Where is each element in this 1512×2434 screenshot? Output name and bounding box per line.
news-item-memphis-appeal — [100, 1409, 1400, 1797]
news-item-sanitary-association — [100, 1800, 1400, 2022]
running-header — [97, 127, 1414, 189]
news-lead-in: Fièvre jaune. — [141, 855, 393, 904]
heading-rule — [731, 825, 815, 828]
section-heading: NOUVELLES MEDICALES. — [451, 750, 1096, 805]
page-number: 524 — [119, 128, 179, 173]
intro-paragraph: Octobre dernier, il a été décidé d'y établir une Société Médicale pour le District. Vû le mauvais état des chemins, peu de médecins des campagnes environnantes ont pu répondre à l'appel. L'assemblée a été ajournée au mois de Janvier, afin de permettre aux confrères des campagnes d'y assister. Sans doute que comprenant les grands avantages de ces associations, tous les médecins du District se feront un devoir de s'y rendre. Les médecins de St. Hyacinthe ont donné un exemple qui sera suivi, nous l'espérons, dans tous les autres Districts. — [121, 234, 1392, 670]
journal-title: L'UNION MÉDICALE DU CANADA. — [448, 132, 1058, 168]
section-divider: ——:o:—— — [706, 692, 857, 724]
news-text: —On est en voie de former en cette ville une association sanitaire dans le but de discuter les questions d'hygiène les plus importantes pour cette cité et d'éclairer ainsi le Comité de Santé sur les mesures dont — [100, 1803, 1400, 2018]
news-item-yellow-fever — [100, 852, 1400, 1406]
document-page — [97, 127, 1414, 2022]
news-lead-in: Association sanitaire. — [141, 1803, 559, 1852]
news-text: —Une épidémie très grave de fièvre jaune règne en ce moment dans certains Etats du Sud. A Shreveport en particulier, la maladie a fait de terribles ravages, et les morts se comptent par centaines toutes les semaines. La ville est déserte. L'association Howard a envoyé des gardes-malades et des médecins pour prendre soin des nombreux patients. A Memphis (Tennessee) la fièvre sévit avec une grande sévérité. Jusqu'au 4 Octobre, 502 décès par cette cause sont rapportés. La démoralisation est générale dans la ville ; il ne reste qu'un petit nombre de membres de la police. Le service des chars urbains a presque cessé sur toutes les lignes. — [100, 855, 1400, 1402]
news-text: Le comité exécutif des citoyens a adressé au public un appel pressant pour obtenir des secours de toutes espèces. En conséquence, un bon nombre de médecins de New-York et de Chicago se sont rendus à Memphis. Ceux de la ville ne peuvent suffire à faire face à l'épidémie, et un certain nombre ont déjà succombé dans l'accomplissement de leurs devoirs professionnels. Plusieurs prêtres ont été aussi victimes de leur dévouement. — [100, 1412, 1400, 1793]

-- -- --

What to produce: Wherever the string "item" occurs in the listing, return the line it sits on.

Final answer:
news-item-memphis-appeal — [100, 1409, 1400, 1797]
news-item-sanitary-association — [100, 1800, 1400, 2022]
news-item-yellow-fever — [100, 852, 1400, 1406]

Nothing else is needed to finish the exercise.